Requirements ▸
Write out all of the entries exactly as given.
## Begin Provided records
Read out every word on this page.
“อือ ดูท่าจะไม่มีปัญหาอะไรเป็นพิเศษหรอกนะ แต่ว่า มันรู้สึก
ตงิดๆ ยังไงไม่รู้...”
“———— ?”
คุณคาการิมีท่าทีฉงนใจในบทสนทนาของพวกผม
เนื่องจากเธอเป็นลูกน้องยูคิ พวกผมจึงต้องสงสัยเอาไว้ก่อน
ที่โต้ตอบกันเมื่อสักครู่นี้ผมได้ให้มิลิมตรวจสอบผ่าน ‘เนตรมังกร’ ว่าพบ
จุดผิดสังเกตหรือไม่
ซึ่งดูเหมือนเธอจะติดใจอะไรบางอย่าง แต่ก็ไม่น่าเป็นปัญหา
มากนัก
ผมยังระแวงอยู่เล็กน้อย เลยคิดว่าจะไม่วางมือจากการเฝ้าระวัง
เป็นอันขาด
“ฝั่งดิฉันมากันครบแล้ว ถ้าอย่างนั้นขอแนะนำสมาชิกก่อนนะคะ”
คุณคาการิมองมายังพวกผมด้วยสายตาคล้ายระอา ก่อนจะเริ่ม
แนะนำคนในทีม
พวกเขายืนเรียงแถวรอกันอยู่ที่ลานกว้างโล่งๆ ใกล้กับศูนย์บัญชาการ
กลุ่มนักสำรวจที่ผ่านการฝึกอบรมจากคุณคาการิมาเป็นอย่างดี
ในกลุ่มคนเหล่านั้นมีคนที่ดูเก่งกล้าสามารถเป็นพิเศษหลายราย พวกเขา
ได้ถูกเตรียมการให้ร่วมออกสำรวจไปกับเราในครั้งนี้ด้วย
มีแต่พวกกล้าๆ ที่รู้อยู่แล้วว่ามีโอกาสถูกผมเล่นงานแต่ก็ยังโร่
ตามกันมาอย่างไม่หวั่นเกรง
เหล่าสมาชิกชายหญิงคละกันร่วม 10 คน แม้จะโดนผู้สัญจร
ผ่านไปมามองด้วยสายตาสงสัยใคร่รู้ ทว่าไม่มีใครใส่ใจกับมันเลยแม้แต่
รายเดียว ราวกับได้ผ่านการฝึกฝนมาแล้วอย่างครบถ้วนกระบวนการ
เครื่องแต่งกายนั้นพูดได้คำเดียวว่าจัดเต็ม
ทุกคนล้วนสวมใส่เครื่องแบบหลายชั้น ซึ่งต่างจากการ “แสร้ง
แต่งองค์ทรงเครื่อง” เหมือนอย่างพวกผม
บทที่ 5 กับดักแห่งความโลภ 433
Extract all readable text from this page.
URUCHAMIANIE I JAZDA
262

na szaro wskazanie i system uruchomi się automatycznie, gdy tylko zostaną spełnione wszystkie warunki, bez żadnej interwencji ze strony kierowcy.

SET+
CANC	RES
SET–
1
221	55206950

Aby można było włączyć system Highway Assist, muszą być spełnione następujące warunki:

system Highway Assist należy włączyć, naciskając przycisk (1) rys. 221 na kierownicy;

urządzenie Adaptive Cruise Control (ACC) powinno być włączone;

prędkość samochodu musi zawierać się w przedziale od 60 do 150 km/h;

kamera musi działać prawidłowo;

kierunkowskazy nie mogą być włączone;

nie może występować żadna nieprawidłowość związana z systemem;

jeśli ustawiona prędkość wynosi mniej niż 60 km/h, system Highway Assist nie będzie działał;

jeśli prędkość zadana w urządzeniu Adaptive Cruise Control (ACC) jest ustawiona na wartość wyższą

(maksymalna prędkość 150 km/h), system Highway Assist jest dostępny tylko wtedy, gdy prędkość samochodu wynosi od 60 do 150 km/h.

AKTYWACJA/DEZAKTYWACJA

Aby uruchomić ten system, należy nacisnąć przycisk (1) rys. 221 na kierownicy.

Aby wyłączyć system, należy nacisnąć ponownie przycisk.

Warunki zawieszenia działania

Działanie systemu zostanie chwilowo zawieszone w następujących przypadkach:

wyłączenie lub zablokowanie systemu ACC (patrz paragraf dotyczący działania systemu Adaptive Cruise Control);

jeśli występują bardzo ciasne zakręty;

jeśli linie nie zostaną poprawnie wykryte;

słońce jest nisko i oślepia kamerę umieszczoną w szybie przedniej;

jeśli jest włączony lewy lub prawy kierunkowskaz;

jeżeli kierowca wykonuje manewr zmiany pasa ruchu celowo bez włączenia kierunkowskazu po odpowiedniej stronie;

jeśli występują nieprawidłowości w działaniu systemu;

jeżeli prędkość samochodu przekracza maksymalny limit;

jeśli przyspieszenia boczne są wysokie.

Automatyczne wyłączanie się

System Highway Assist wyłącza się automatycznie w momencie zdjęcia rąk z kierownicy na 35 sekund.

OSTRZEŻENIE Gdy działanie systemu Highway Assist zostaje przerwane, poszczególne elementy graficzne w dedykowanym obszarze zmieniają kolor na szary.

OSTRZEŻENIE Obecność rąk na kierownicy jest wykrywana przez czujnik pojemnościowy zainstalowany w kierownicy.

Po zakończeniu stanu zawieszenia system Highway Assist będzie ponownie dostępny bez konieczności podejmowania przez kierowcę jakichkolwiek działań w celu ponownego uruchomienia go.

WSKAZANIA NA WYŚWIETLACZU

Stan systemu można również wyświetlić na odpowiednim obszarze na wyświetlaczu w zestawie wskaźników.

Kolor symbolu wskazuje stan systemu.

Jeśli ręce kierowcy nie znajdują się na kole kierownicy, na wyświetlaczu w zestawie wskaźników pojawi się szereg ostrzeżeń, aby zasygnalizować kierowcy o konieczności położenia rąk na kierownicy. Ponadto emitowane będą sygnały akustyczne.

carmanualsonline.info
## End Provided records
Result for this exercise ▸
Read out every word on this page.
“อือ ดูท่าจะไม่มีปัญหาอะไรเป็นพิเศษหรอกนะ แต่ว่า มันรู้สึก
ตงิดๆ ยังไงไม่รู้...”
“———— ?”
คุณคาการิมีท่าทีฉงนใจในบทสนทนาของพวกผม
เนื่องจากเธอเป็นลูกน้องยูคิ พวกผมจึงต้องสงสัยเอาไว้ก่อน
ที่โต้ตอบกันเมื่อสักครู่นี้ผมได้ให้มิลิมตรวจสอบผ่าน ‘เนตรมังกร’ ว่าพบ
จุดผิดสังเกตหรือไม่
ซึ่งดูเหมือนเธอจะติดใจอะไรบางอย่าง แต่ก็ไม่น่าเป็นปัญหา
มากนัก
ผมยังระแวงอยู่เล็กน้อย เลยคิดว่าจะไม่วางมือจากการเฝ้าระวัง
เป็นอันขาด
“ฝั่งดิฉันมากันครบแล้ว ถ้าอย่างนั้นขอแนะนำสมาชิกก่อนนะคะ”
คุณคาการิมองมายังพวกผมด้วยสายตาคล้ายระอา ก่อนจะเริ่ม
แนะนำคนในทีม
พวกเขายืนเรียงแถวรอกันอยู่ที่ลานกว้างโล่งๆ ใกล้กับศูนย์บัญชาการ
กลุ่มนักสำรวจที่ผ่านการฝึกอบรมจากคุณคาการิมาเป็นอย่างดี
ในกลุ่มคนเหล่านั้นมีคนที่ดูเก่งกล้าสามารถเป็นพิเศษหลายราย พวกเขา
ได้ถูกเตรียมการให้ร่วมออกสำรวจไปกับเราในครั้งนี้ด้วย
มีแต่พวกกล้าๆ ที่รู้อยู่แล้วว่ามีโอกาสถูกผมเล่นงานแต่ก็ยังโร่
ตามกันมาอย่างไม่หวั่นเกรง
เหล่าสมาชิกชายหญิงคละกันร่วม 10 คน แม้จะโดนผู้สัญจร
ผ่านไปมามองด้วยสายตาสงสัยใคร่รู้ ทว่าไม่มีใครใส่ใจกับมันเลยแม้แต่
รายเดียว ราวกับได้ผ่านการฝึกฝนมาแล้วอย่างครบถ้วนกระบวนการ
เครื่องแต่งกายนั้นพูดได้คำเดียวว่าจัดเต็ม
ทุกคนล้วนสวมใส่เครื่องแบบหลายชั้น ซึ่งต่างจากการ “แสร้ง
แต่งองค์ทรงเครื่อง” เหมือนอย่างพวกผม
บทที่ 5 กับดักแห่งความโลภ 433
Extract all readable text from this page.
URUCHAMIANIE I JAZDA
262

na szaro wskazanie i system uruchomi się automatycznie, gdy tylko zostaną spełnione wszystkie warunki, bez żadnej interwencji ze strony kierowcy.

SET+
CANC	RES
SET–
1
221	55206950

Aby można było włączyć system Highway Assist, muszą być spełnione następujące warunki:

system Highway Assist należy włączyć, naciskając przycisk (1) rys. 221 na kierownicy;

urządzenie Adaptive Cruise Control (ACC) powinno być włączone;

prędkość samochodu musi zawierać się w przedziale od 60 do 150 km/h;

kamera musi działać prawidłowo;

kierunkowskazy nie mogą być włączone;

nie może występować żadna nieprawidłowość związana z systemem;

jeśli ustawiona prędkość wynosi mniej niż 60 km/h, system Highway Assist nie będzie działał;

jeśli prędkość zadana w urządzeniu Adaptive Cruise Control (ACC) jest ustawiona na wartość wyższą

(maksymalna prędkość 150 km/h), system Highway Assist jest dostępny tylko wtedy, gdy prędkość samochodu wynosi od 60 do 150 km/h.

AKTYWACJA/DEZAKTYWACJA

Aby uruchomić ten system, należy nacisnąć przycisk (1) rys. 221 na kierownicy.

Aby wyłączyć system, należy nacisnąć ponownie przycisk.

Warunki zawieszenia działania

Działanie systemu zostanie chwilowo zawieszone w następujących przypadkach:

wyłączenie lub zablokowanie systemu ACC (patrz paragraf dotyczący działania systemu Adaptive Cruise Control);

jeśli występują bardzo ciasne zakręty;

jeśli linie nie zostaną poprawnie wykryte;

słońce jest nisko i oślepia kamerę umieszczoną w szybie przedniej;

jeśli jest włączony lewy lub prawy kierunkowskaz;

jeżeli kierowca wykonuje manewr zmiany pasa ruchu celowo bez włączenia kierunkowskazu po odpowiedniej stronie;

jeśli występują nieprawidłowości w działaniu systemu;

jeżeli prędkość samochodu przekracza maksymalny limit;

jeśli przyspieszenia boczne są wysokie.

Automatyczne wyłączanie się

System Highway Assist wyłącza się automatycznie w momencie zdjęcia rąk z kierownicy na 35 sekund.

OSTRZEŻENIE Gdy działanie systemu Highway Assist zostaje przerwane, poszczególne elementy graficzne w dedykowanym obszarze zmieniają kolor na szary.

OSTRZEŻENIE Obecność rąk na kierownicy jest wykrywana przez czujnik pojemnościowy zainstalowany w kierownicy.

Po zakończeniu stanu zawieszenia system Highway Assist będzie ponownie dostępny bez konieczności podejmowania przez kierowcę jakichkolwiek działań w celu ponownego uruchomienia go.

WSKAZANIA NA WYŚWIETLACZU

Stan systemu można również wyświetlić na odpowiednim obszarze na wyświetlaczu w zestawie wskaźników.

Kolor symbolu wskazuje stan systemu.

Jeśli ręce kierowcy nie znajdują się na kole kierownicy, na wyświetlaczu w zestawie wskaźników pojawi się szereg ostrzeżeń, aby zasygnalizować kierowcy o konieczności położenia rąk na kierownicy. Ponadto emitowane będą sygnały akustyczne.

carmanualsonline.info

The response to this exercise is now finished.